> _What you are asked to do_: Rewrite the lines beginning at the one containing "svg-text:m2: m2: [1839, 423, 1855, 438]" and ending after the one containing "svg-text:Dormitorio 1: Dormitorio 1: [330, 879, 379, 891]", putting "Aseo" wherever "Baño 4" appears and leaving everything else as it is. Give only those lines.

> _Listed entries_:
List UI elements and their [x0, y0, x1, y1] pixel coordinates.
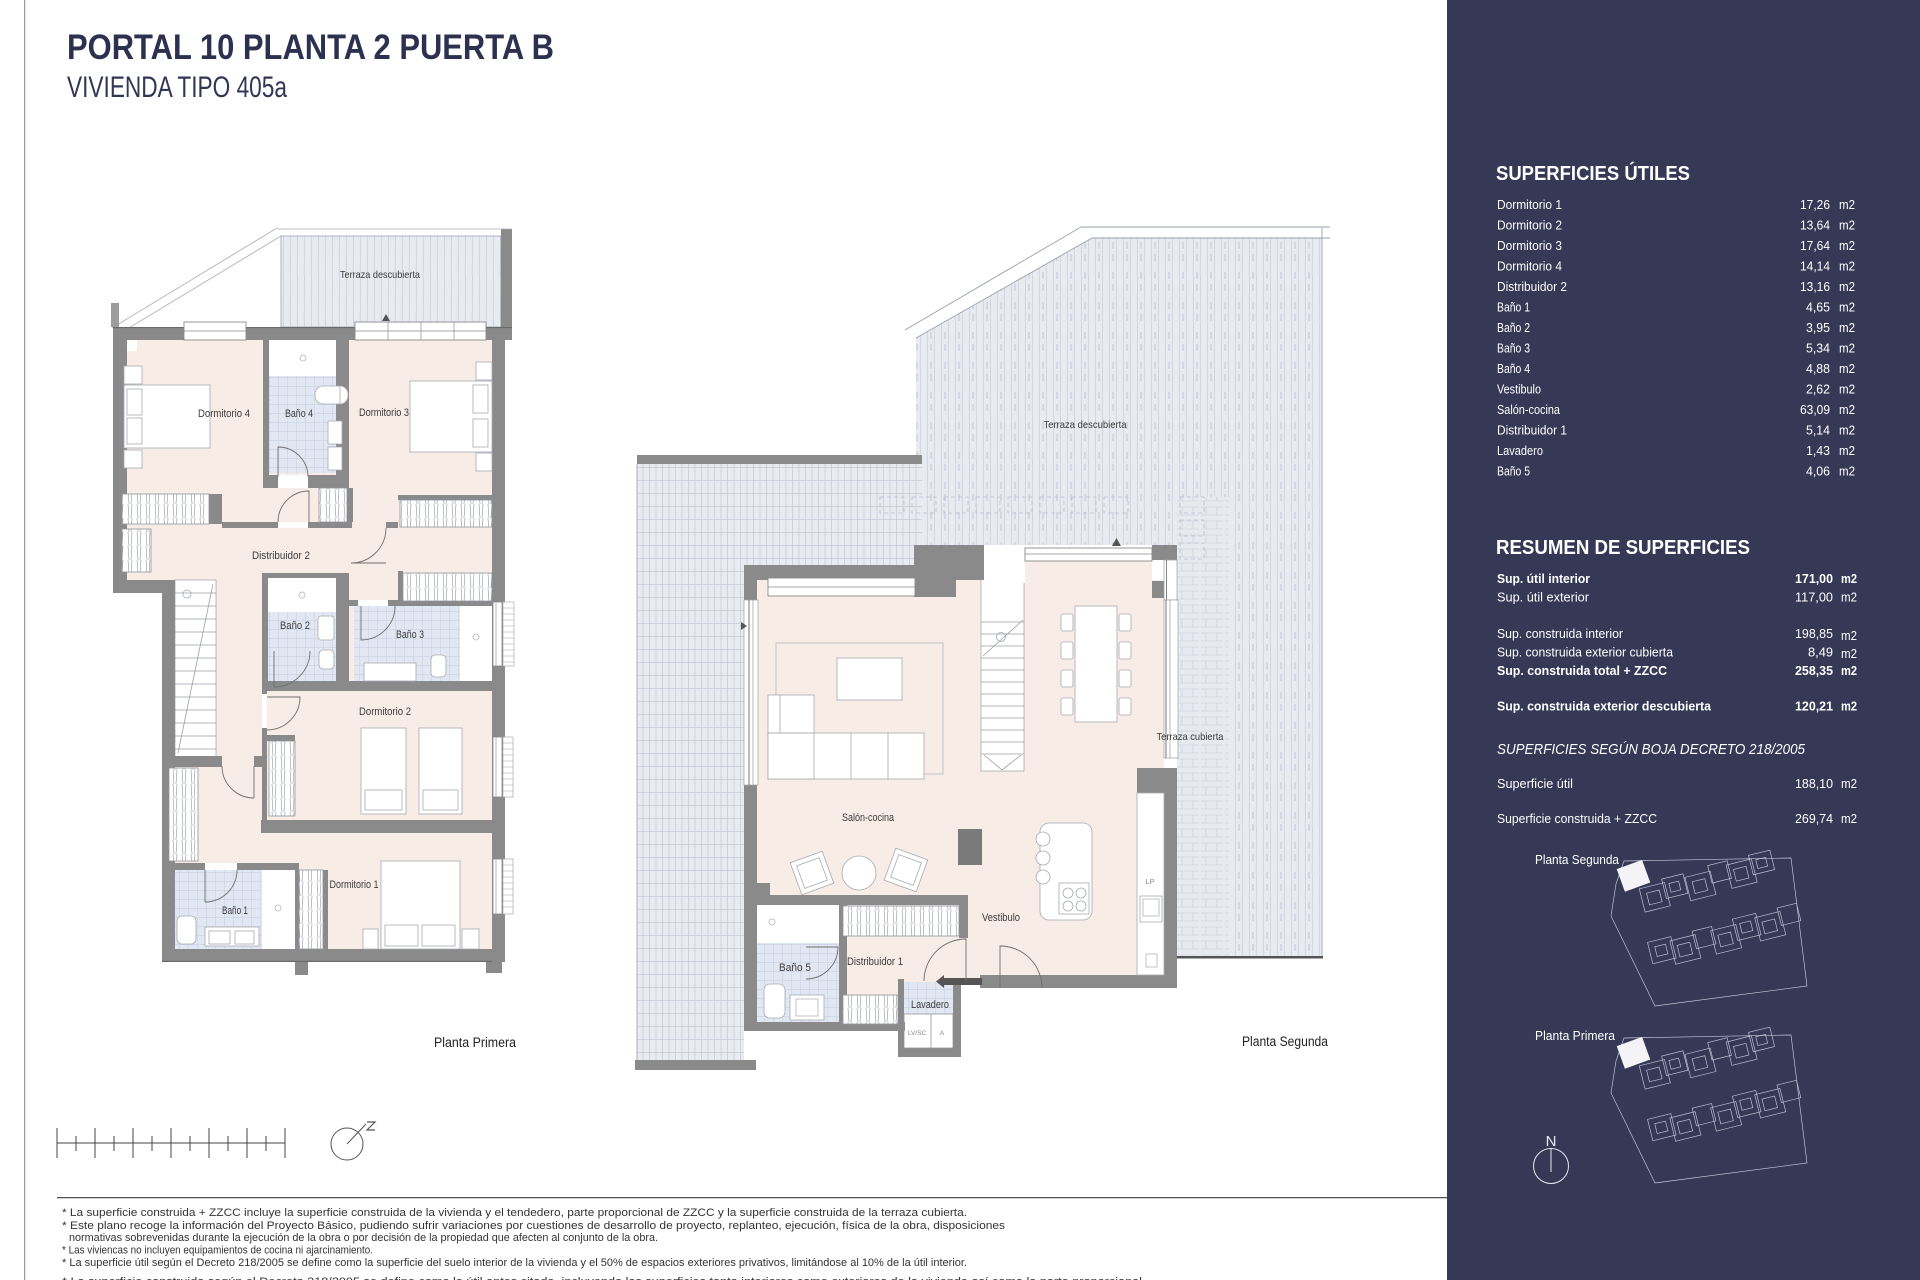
svg-text:m2: m2: [1839, 423, 1855, 438]
svg-text:Baño 4: Baño 4: [1497, 361, 1530, 376]
svg-text:PORTAL 10 PLANTA 2 PUERTA B: PORTAL 10 PLANTA 2 PUERTA B: [67, 28, 554, 67]
svg-text:Dormitorio 1: Dormitorio 1: [330, 879, 379, 891]
svg-text:normativas sobrevenidas durant: normativas sobrevenidas durante la ejecu…: [69, 1232, 658, 1244]
svg-text:RESUMEN DE SUPERFICIES: RESUMEN DE SUPERFICIES: [1496, 537, 1750, 559]
svg-text:1,43: 1,43: [1806, 443, 1830, 458]
svg-text:Terraza descubierta: Terraza descubierta: [340, 269, 420, 281]
svg-text:m2: m2: [1839, 218, 1855, 233]
svg-text:4,88: 4,88: [1806, 361, 1830, 376]
svg-text:17,64: 17,64: [1800, 238, 1830, 253]
svg-text:LV/SC: LV/SC: [908, 1030, 927, 1037]
svg-text:Sup. construida total + ZZCC: Sup. construida total + ZZCC: [1497, 663, 1667, 678]
svg-text:m2: m2: [1839, 320, 1855, 335]
svg-text:120,21: 120,21: [1795, 699, 1833, 714]
svg-text:Sup. construida exterior descu: Sup. construida exterior descubierta: [1497, 699, 1712, 714]
svg-text:63,09: 63,09: [1800, 402, 1830, 417]
svg-text:Salón-cocina: Salón-cocina: [1497, 402, 1561, 417]
svg-text:5,14: 5,14: [1806, 423, 1830, 438]
svg-text:m2: m2: [1839, 300, 1855, 315]
svg-text:Baño 1: Baño 1: [1497, 300, 1530, 315]
svg-text:VIVIENDA TIPO 405a: VIVIENDA TIPO 405a: [67, 71, 287, 104]
svg-text:2,62: 2,62: [1806, 382, 1830, 397]
svg-text:Planta Primera: Planta Primera: [434, 1035, 516, 1050]
svg-text:Terraza cubierta: Terraza cubierta: [1157, 731, 1224, 743]
svg-text:Salón-cocina: Salón-cocina: [842, 812, 895, 824]
svg-text:Lavadero: Lavadero: [911, 999, 949, 1011]
svg-text:8,49: 8,49: [1808, 645, 1833, 660]
svg-text:Superficie útil: Superficie útil: [1497, 776, 1573, 791]
svg-text:* La superficie útil según el: * La superficie útil según el Decreto 21…: [62, 1257, 967, 1269]
svg-text:* La superficie construida seg: * La superficie construida según el Decr…: [62, 1276, 1142, 1280]
svg-text:13,64: 13,64: [1800, 218, 1830, 233]
svg-text:Terraza descubierta: Terraza descubierta: [1044, 419, 1127, 431]
svg-text:Sup. construida exterior cubie: Sup. construida exterior cubierta: [1497, 645, 1674, 660]
svg-text:3,95: 3,95: [1806, 320, 1830, 335]
svg-text:m2: m2: [1839, 443, 1855, 458]
svg-text:Baño 1: Baño 1: [222, 905, 248, 917]
svg-text:* Este plano recoge la informa: * Este plano recoge la información del P…: [62, 1220, 1006, 1232]
svg-text:17,26: 17,26: [1800, 197, 1830, 212]
svg-text:Dormitorio 4: Dormitorio 4: [198, 408, 250, 420]
svg-text:Planta Segunda: Planta Segunda: [1535, 852, 1620, 867]
svg-text:m2: m2: [1841, 811, 1857, 826]
svg-text:Dormitorio 2: Dormitorio 2: [359, 706, 411, 718]
svg-text:A: A: [940, 1030, 945, 1037]
svg-text:Baño 2: Baño 2: [280, 620, 310, 632]
svg-text:Distribuidor 1: Distribuidor 1: [847, 956, 903, 968]
svg-text:Baño 3: Baño 3: [396, 629, 424, 641]
svg-text:14,14: 14,14: [1800, 259, 1830, 274]
svg-text:5,34: 5,34: [1806, 341, 1830, 356]
svg-text:m2: m2: [1841, 663, 1857, 678]
svg-text:171,00: 171,00: [1795, 571, 1833, 586]
svg-text:Superficie construida + ZZCC: Superficie construida + ZZCC: [1497, 811, 1657, 826]
svg-text:Dormitorio 1: Dormitorio 1: [1497, 197, 1562, 212]
svg-text:Baño 3: Baño 3: [1497, 341, 1530, 356]
svg-text:4,06: 4,06: [1806, 464, 1830, 479]
svg-text:m2: m2: [1839, 259, 1855, 274]
svg-text:Dormitorio 2: Dormitorio 2: [1497, 218, 1562, 233]
svg-text:m2: m2: [1839, 238, 1855, 253]
svg-text:Sup. útil interior: Sup. útil interior: [1497, 571, 1590, 586]
svg-text:m2: m2: [1839, 361, 1855, 376]
svg-text:Baño 5: Baño 5: [779, 962, 811, 974]
svg-text:m2: m2: [1839, 279, 1855, 294]
svg-text:LP: LP: [1145, 877, 1154, 886]
svg-text:Vestibulo: Vestibulo: [982, 912, 1020, 924]
svg-text:Baño 5: Baño 5: [1497, 464, 1530, 479]
svg-text:Vestibulo: Vestibulo: [1497, 382, 1541, 397]
svg-text:Planta Segunda: Planta Segunda: [1242, 1034, 1328, 1049]
svg-text:m2: m2: [1839, 402, 1855, 417]
svg-text:Dormitorio 3: Dormitorio 3: [359, 407, 409, 419]
svg-text:SUPERFICIES SEGÚN BOJA DECRETO: SUPERFICIES SEGÚN BOJA DECRETO 218/2005: [1497, 741, 1806, 758]
svg-text:Dormitorio 3: Dormitorio 3: [1497, 238, 1562, 253]
svg-text:m2: m2: [1841, 646, 1857, 661]
svg-text:13,16: 13,16: [1800, 279, 1830, 294]
svg-text:N: N: [1546, 1133, 1557, 1150]
svg-text:m2: m2: [1841, 628, 1857, 643]
svg-text:m2: m2: [1841, 699, 1857, 714]
svg-text:Lavadero: Lavadero: [1497, 443, 1543, 458]
svg-text:Baño 2: Baño 2: [1497, 320, 1530, 335]
svg-text:* La superficie construida + Z: * La superficie construida + ZZCC incluy…: [62, 1207, 967, 1219]
svg-text:Sup. útil exterior: Sup. útil exterior: [1497, 590, 1590, 605]
svg-text:m2: m2: [1839, 341, 1855, 356]
svg-text:Distribuidor 2: Distribuidor 2: [252, 550, 310, 562]
svg-text:198,85: 198,85: [1795, 626, 1833, 641]
svg-text:m2: m2: [1839, 464, 1855, 479]
svg-text:Sup. construida interior: Sup. construida interior: [1497, 626, 1624, 641]
svg-text:* Las viviencas no incluyen eq: * Las viviencas no incluyen equipamiento…: [62, 1245, 373, 1257]
svg-text:m2: m2: [1839, 382, 1855, 397]
svg-text:Distribuidor 2: Distribuidor 2: [1497, 279, 1567, 294]
svg-text:Dormitorio 4: Dormitorio 4: [1497, 259, 1562, 274]
svg-text:258,35: 258,35: [1795, 663, 1833, 678]
svg-text:4,65: 4,65: [1806, 300, 1830, 315]
svg-text:Distribuidor 1: Distribuidor 1: [1497, 423, 1567, 438]
svg-text:Baño 4: Baño 4: [285, 408, 313, 420]
svg-text:Planta Primera: Planta Primera: [1535, 1028, 1616, 1043]
svg-text:m2: m2: [1841, 776, 1857, 791]
svg-text:117,00: 117,00: [1795, 590, 1833, 605]
svg-text:SUPERFICIES ÚTILES: SUPERFICIES ÚTILES: [1496, 161, 1690, 185]
svg-text:m2: m2: [1841, 590, 1857, 605]
svg-text:188,10: 188,10: [1795, 776, 1833, 791]
svg-text:269,74: 269,74: [1795, 811, 1833, 826]
svg-text:m2: m2: [1839, 197, 1855, 212]
svg-text:m2: m2: [1841, 571, 1857, 586]
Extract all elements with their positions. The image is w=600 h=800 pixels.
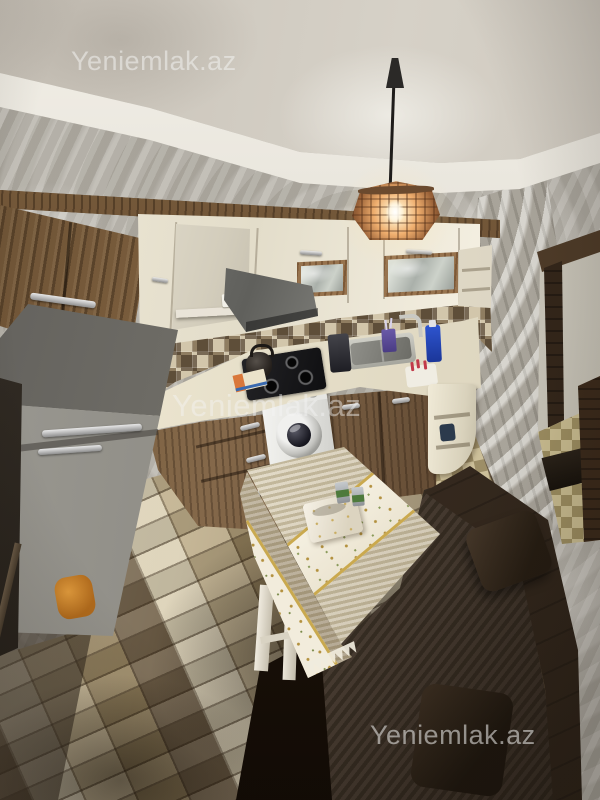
lamp-bulb — [386, 200, 404, 224]
spice-jar — [335, 481, 351, 504]
watermark-center: Yeniemlak.az — [172, 388, 361, 424]
jar-label — [352, 494, 365, 502]
faucet — [399, 313, 423, 339]
photo-canvas: Yeniemlak.az Yeniemlak.az Yeniemlak.az — [0, 0, 600, 800]
item-on-shelf — [439, 423, 456, 441]
utensil-cup — [381, 329, 397, 353]
dish-soap-bottle — [425, 325, 442, 363]
kettle-handle — [250, 344, 274, 357]
tissue-box-slot — [311, 501, 346, 518]
bottle-cap — [429, 320, 436, 327]
spice-jar — [351, 487, 365, 507]
watermark-bottom-right: Yeniemlak.az — [370, 720, 536, 751]
watermark-top-left: Yeniemlak.az — [71, 46, 237, 77]
jar-label — [336, 489, 350, 498]
dark-jar — [327, 333, 351, 373]
orange-bucket — [53, 573, 98, 621]
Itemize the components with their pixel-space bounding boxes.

> _Written solution_:
svg-text:m2: m2: [1839, 423, 1855, 438]
svg-text:Aseo: Aseo: [1497, 361, 1530, 376]
svg-text:PORTAL 10 PLANTA 2 PUERTA B: PORTAL 10 PLANTA 2 PUERTA B: [67, 28, 554, 67]
svg-text:Dormitorio 1: Dormitorio 1: [330, 879, 379, 891]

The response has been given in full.